→ Requirement
Within the records below, find each line that holds the string "maximize", then copy it.

======== Data entries

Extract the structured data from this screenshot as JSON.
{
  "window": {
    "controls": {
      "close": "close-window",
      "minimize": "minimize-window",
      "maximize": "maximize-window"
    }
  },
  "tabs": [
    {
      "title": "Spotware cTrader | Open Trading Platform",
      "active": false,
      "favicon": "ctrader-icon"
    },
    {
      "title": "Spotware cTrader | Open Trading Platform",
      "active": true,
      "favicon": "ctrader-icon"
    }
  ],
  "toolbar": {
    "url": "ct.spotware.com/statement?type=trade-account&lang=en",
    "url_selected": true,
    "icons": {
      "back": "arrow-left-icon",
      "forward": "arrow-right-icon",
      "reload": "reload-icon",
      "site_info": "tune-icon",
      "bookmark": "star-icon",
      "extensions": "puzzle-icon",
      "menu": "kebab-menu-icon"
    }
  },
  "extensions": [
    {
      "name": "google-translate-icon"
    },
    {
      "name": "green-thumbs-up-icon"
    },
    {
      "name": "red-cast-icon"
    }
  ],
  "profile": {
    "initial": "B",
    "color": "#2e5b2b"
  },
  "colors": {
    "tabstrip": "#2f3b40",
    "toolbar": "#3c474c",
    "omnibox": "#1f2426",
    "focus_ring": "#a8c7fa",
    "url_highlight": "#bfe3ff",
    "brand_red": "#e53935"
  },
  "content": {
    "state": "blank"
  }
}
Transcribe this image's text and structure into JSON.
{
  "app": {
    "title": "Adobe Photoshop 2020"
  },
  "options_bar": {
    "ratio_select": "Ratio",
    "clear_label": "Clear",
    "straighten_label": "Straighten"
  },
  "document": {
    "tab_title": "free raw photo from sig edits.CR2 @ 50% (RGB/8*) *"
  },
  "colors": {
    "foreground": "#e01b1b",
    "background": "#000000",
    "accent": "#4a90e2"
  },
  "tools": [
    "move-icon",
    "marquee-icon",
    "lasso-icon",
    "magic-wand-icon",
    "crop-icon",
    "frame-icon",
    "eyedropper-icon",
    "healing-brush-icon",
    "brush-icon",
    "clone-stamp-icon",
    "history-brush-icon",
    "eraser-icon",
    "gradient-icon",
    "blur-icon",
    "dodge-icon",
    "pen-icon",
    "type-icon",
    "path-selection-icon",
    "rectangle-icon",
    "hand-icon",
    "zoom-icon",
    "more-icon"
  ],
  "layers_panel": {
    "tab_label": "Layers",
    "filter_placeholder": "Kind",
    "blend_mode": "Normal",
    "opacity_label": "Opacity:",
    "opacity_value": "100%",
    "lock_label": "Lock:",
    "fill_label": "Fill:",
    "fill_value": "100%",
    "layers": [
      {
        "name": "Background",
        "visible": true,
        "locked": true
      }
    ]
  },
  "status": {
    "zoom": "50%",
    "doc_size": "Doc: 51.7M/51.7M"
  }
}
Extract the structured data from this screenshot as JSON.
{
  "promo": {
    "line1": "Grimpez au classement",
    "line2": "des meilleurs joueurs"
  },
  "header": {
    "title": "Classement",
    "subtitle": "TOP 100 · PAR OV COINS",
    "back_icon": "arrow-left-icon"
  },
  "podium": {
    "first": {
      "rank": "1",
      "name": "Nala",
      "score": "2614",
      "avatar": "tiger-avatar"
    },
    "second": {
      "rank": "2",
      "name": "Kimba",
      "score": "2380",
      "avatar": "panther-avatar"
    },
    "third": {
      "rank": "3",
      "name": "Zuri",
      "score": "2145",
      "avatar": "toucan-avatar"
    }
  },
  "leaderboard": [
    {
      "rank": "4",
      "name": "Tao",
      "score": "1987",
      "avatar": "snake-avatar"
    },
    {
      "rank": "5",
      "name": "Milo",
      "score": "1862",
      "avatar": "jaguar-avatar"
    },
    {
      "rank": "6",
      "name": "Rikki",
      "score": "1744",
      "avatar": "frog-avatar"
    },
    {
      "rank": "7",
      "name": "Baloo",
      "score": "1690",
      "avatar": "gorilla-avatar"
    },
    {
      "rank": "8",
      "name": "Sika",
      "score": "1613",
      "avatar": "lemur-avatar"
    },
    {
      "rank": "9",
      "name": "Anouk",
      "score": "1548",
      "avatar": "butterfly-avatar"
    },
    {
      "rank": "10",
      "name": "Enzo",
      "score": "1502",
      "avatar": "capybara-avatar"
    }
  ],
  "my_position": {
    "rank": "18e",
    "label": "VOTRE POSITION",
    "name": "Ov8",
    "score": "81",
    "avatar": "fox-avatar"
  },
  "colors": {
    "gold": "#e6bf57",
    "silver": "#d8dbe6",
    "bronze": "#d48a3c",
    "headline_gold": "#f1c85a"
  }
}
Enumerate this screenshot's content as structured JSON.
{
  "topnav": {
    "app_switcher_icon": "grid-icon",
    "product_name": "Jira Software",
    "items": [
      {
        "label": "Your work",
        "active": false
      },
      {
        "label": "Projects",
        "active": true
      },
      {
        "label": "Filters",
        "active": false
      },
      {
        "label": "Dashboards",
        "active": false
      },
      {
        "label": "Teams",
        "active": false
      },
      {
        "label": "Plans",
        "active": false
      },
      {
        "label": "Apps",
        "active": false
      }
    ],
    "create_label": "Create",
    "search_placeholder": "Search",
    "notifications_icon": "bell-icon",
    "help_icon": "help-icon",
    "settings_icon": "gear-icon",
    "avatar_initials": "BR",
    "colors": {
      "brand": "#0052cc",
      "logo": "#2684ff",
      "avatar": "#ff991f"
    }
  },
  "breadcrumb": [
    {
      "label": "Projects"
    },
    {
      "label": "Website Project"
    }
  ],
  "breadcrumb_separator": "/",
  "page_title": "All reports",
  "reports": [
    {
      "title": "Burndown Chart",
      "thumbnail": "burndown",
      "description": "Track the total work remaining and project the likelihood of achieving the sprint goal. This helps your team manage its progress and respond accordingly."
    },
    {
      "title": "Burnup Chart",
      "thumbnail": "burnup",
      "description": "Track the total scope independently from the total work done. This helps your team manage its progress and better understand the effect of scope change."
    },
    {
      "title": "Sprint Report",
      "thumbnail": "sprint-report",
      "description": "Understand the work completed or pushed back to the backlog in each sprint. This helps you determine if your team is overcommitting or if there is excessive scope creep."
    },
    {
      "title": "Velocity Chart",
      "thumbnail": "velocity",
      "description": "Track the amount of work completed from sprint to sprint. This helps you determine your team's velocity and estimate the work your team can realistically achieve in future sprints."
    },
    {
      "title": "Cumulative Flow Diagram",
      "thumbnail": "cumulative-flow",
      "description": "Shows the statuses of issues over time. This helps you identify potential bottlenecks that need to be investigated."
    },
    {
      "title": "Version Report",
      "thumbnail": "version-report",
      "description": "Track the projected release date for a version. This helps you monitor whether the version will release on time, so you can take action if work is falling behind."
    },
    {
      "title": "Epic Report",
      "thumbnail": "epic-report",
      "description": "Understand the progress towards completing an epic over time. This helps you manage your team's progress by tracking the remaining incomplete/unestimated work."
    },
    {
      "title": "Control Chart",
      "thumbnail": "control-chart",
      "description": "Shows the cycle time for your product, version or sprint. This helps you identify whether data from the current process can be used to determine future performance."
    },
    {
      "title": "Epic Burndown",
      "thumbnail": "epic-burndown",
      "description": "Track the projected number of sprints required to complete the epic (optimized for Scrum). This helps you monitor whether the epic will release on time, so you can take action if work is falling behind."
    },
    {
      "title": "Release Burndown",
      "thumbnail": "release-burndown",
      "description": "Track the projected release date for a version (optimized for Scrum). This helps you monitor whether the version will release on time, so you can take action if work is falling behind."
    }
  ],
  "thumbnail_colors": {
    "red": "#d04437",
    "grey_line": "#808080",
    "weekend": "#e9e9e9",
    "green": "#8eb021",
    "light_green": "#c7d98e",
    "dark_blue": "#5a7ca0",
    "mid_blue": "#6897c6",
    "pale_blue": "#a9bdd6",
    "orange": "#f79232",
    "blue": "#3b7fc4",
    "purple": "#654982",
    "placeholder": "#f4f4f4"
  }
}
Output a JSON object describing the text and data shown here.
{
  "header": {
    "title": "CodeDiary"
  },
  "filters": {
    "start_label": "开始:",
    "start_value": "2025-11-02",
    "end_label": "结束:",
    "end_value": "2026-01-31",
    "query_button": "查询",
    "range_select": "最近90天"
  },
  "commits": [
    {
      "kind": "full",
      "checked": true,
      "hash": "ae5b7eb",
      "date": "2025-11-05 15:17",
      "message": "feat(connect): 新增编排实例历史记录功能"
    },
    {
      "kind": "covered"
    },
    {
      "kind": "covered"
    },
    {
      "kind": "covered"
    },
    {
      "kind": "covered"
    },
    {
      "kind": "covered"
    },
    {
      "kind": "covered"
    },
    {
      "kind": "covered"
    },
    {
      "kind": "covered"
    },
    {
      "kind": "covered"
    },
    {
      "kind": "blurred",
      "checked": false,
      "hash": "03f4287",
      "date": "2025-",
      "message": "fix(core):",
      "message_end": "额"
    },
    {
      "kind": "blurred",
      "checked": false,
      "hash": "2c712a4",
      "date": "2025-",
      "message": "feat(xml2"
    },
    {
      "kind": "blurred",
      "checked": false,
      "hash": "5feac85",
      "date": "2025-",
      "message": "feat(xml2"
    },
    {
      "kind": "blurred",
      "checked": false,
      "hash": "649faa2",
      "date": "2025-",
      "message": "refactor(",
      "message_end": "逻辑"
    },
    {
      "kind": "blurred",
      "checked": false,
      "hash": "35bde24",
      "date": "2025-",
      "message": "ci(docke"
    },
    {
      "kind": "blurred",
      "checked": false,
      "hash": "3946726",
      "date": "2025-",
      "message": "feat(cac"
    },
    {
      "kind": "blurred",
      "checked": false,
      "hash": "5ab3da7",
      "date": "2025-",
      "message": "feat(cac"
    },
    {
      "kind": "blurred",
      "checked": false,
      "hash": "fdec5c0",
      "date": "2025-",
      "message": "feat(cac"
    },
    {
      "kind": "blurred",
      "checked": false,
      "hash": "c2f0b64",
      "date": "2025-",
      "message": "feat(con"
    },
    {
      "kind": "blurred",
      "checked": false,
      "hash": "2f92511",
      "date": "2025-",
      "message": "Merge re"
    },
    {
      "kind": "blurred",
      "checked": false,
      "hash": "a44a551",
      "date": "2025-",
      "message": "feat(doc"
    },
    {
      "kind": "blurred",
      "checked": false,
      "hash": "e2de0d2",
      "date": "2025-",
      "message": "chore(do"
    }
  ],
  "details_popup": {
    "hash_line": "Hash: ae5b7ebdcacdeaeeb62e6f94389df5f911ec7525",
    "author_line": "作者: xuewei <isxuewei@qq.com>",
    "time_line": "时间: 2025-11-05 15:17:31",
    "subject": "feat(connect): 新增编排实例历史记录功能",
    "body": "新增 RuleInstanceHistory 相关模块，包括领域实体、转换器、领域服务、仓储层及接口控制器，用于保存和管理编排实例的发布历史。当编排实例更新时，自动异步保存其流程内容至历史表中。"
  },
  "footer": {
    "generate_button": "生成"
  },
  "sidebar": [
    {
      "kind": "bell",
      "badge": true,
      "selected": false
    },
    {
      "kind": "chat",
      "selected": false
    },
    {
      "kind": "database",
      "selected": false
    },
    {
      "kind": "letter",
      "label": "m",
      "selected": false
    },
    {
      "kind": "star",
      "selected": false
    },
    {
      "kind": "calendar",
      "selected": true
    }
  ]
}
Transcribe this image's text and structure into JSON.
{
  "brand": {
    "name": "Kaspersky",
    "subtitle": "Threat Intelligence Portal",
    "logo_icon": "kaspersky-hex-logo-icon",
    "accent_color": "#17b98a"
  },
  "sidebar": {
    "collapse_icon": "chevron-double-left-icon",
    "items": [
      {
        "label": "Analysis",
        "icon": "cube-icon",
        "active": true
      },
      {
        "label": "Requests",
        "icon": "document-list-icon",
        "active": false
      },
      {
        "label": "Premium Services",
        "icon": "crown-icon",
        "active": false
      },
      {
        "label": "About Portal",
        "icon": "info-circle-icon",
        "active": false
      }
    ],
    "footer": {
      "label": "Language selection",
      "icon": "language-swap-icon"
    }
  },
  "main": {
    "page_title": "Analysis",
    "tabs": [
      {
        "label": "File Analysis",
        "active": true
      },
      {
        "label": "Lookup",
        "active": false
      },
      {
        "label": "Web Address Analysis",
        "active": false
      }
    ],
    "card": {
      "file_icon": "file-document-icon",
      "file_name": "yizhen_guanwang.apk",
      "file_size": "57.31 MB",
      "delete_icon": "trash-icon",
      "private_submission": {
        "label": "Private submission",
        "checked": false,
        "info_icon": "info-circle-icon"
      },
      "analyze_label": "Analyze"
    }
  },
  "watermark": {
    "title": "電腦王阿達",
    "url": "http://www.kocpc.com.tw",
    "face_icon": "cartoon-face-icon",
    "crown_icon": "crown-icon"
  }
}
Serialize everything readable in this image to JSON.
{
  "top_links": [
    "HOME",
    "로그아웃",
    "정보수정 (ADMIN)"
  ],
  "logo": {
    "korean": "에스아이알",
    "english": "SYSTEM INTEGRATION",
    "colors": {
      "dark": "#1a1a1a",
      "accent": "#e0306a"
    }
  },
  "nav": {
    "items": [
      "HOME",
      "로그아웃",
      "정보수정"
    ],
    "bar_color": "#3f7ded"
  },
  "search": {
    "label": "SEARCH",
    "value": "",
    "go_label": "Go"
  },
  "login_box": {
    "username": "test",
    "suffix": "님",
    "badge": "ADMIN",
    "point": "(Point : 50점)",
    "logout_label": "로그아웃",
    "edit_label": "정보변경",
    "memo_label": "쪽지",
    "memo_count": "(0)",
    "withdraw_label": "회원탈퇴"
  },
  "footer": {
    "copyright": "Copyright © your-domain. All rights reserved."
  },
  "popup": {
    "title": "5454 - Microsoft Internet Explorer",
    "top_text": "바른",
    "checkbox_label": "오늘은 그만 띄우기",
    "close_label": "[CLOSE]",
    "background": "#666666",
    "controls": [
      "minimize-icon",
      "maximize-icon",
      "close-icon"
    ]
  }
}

================

→ Worked solution
      "maximize": "maximize-window"
      "maximize-icon",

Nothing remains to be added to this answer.